Stated goal ▸
Please write out the material below exactly as given.

#### Data extract ####

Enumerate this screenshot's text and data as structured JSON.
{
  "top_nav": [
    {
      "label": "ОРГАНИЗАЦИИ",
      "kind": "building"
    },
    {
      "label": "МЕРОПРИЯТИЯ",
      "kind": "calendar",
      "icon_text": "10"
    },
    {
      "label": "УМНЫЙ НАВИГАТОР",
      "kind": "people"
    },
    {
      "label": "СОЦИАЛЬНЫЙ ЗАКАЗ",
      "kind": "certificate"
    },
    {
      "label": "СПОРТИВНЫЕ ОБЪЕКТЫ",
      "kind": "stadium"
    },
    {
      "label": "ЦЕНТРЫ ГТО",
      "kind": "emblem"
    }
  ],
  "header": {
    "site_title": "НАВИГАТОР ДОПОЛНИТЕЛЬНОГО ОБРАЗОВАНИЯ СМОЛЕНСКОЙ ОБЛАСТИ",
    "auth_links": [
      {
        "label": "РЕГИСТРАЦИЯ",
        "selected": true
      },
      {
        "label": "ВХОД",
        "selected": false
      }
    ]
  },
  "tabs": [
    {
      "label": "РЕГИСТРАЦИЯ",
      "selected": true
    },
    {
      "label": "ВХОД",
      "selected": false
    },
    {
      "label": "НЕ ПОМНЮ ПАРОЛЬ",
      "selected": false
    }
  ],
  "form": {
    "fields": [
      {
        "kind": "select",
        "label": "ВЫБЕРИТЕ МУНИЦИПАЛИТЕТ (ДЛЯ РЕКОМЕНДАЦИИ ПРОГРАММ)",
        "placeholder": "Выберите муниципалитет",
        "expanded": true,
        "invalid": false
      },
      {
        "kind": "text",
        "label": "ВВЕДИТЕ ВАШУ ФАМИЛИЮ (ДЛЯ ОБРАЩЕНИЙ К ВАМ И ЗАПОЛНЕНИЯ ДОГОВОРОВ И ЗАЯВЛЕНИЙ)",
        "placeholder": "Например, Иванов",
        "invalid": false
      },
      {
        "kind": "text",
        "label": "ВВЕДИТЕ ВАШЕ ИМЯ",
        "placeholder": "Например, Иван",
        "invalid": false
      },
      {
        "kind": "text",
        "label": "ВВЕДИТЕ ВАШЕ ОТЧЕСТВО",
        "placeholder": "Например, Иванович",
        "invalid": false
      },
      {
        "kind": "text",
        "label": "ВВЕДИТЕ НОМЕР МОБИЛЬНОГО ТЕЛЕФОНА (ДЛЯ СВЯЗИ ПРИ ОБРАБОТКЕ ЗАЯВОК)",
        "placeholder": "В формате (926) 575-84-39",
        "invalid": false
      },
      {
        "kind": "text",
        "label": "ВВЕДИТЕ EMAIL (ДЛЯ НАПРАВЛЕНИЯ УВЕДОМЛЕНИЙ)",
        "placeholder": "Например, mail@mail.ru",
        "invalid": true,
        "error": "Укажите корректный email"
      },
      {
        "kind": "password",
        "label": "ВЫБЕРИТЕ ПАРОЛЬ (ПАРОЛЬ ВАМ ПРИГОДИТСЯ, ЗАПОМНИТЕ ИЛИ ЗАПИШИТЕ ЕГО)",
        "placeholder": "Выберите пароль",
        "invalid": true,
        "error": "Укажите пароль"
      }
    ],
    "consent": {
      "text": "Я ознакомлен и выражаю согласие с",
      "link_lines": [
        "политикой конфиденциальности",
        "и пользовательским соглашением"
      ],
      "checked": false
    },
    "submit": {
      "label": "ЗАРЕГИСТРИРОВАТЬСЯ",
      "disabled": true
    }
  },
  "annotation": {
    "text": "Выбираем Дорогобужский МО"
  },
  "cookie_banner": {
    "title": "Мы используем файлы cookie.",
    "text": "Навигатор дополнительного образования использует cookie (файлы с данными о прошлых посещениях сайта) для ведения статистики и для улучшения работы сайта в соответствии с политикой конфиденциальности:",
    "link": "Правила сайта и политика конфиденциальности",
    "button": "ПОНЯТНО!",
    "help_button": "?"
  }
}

####

Response below ▸
Enumerate this screenshot's text and data as structured JSON.
{
  "top_nav": [
    {
      "label": "ОРГАНИЗАЦИИ",
      "kind": "building"
    },
    {
      "label": "МЕРОПРИЯТИЯ",
      "kind": "calendar",
      "icon_text": "10"
    },
    {
      "label": "УМНЫЙ НАВИГАТОР",
      "kind": "people"
    },
    {
      "label": "СОЦИАЛЬНЫЙ ЗАКАЗ",
      "kind": "certificate"
    },
    {
      "label": "СПОРТИВНЫЕ ОБЪЕКТЫ",
      "kind": "stadium"
    },
    {
      "label": "ЦЕНТРЫ ГТО",
      "kind": "emblem"
    }
  ],
  "header": {
    "site_title": "НАВИГАТОР ДОПОЛНИТЕЛЬНОГО ОБРАЗОВАНИЯ СМОЛЕНСКОЙ ОБЛАСТИ",
    "auth_links": [
      {
        "label": "РЕГИСТРАЦИЯ",
        "selected": true
      },
      {
        "label": "ВХОД",
        "selected": false
      }
    ]
  },
  "tabs": [
    {
      "label": "РЕГИСТРАЦИЯ",
      "selected": true
    },
    {
      "label": "ВХОД",
      "selected": false
    },
    {
      "label": "НЕ ПОМНЮ ПАРОЛЬ",
      "selected": false
    }
  ],
  "form": {
    "fields": [
      {
        "kind": "select",
        "label": "ВЫБЕРИТЕ МУНИЦИПАЛИТЕТ (ДЛЯ РЕКОМЕНДАЦИИ ПРОГРАММ)",
        "placeholder": "Выберите муниципалитет",
        "expanded": true,
        "invalid": false
      },
      {
        "kind": "text",
        "label": "ВВЕДИТЕ ВАШУ ФАМИЛИЮ (ДЛЯ ОБРАЩЕНИЙ К ВАМ И ЗАПОЛНЕНИЯ ДОГОВОРОВ И ЗАЯВЛЕНИЙ)",
        "placeholder": "Например, Иванов",
        "invalid": false
      },
      {
        "kind": "text",
        "label": "ВВЕДИТЕ ВАШЕ ИМЯ",
        "placeholder": "Например, Иван",
        "invalid": false
      },
      {
        "kind": "text",
        "label": "ВВЕДИТЕ ВАШЕ ОТЧЕСТВО",
        "placeholder": "Например, Иванович",
        "invalid": false
      },
      {
        "kind": "text",
        "label": "ВВЕДИТЕ НОМЕР МОБИЛЬНОГО ТЕЛЕФОНА (ДЛЯ СВЯЗИ ПРИ ОБРАБОТКЕ ЗАЯВОК)",
        "placeholder": "В формате (926) 575-84-39",
        "invalid": false
      },
      {
        "kind": "text",
        "label": "ВВЕДИТЕ EMAIL (ДЛЯ НАПРАВЛЕНИЯ УВЕДОМЛЕНИЙ)",
        "placeholder": "Например, mail@mail.ru",
        "invalid": true,
        "error": "Укажите корректный email"
      },
      {
        "kind": "password",
        "label": "ВЫБЕРИТЕ ПАРОЛЬ (ПАРОЛЬ ВАМ ПРИГОДИТСЯ, ЗАПОМНИТЕ ИЛИ ЗАПИШИТЕ ЕГО)",
        "placeholder": "Выберите пароль",
        "invalid": true,
        "error": "Укажите пароль"
      }
    ],
    "consent": {
      "text": "Я ознакомлен и выражаю согласие с",
      "link_lines": [
        "политикой конфиденциальности",
        "и пользовательским соглашением"
      ],
      "checked": false
    },
    "submit": {
      "label": "ЗАРЕГИСТРИРОВАТЬСЯ",
      "disabled": true
    }
  },
  "annotation": {
    "text": "Выбираем Дорогобужский МО"
  },
  "cookie_banner": {
    "title": "Мы используем файлы cookie.",
    "text": "Навигатор дополнительного образования использует cookie (файлы с данными о прошлых посещениях сайта) для ведения статистики и для улучшения работы сайта в соответствии с политикой конфиденциальности:",
    "link": "Правила сайта и политика конфиденциальности",
    "button": "ПОНЯТНО!",
    "help_button": "?"
  }
}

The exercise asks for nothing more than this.